Short problem
Scan the material that follows. Copy every line containing the word "with".

Data excerpts:
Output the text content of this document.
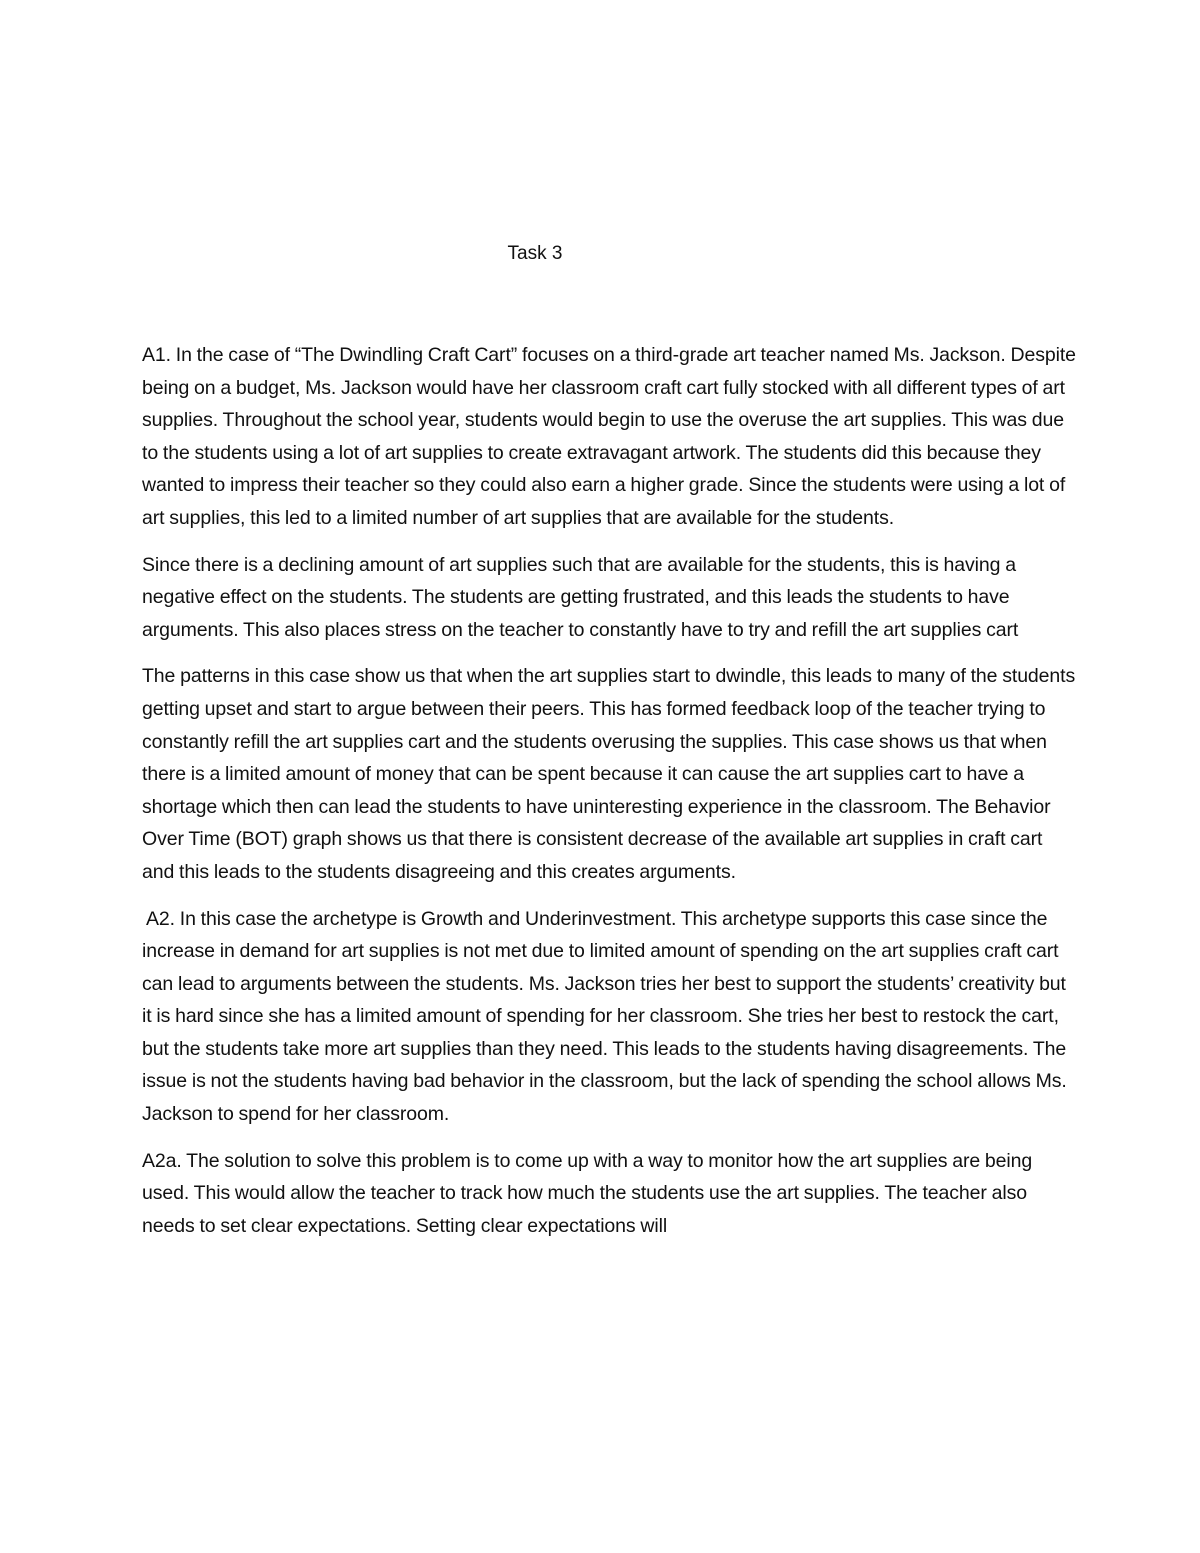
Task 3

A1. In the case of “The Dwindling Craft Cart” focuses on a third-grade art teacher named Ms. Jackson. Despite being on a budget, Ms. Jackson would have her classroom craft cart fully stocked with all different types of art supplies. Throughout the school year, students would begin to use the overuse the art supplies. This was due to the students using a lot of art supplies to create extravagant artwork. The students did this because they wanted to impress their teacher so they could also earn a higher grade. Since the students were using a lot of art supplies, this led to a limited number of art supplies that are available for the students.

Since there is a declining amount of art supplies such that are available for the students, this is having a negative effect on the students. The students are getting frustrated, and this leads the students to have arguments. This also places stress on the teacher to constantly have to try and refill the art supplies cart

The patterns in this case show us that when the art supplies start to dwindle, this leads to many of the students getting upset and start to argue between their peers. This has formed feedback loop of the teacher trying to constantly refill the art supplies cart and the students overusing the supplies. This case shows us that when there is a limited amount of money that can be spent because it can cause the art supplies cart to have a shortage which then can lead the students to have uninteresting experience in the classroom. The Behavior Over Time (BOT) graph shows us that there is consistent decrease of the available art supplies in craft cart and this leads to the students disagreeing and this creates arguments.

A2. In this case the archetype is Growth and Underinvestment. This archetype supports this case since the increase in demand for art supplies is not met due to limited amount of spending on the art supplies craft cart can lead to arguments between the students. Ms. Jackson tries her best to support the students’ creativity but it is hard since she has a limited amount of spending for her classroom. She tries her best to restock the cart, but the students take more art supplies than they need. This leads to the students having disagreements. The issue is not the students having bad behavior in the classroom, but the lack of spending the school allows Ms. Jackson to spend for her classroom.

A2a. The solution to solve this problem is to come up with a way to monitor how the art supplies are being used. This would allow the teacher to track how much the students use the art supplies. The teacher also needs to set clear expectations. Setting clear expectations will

Correct answer
A1. In the case of “The Dwindling Craft Cart” focuses on a third-grade art teacher named Ms. Jackson. Despite being on a budget, Ms. Jackson would have her classroom craft cart fully stocked with all different types of art supplies. Throughout the school year, students would begin to use the overuse the art supplies. This was due to the students using a lot of art supplies to create extravagant artwork. The students did this because they wanted to impress their teacher so they could also earn a higher grade. Since the students were using a lot of art supplies, this led to a limited number of art supplies that are available for the students.
A2a. The solution to solve this problem is to come up with a way to monitor how the art supplies are being used. This would allow the teacher to track how much the students use the art supplies. The teacher also needs to set clear expectations. Setting clear expectations will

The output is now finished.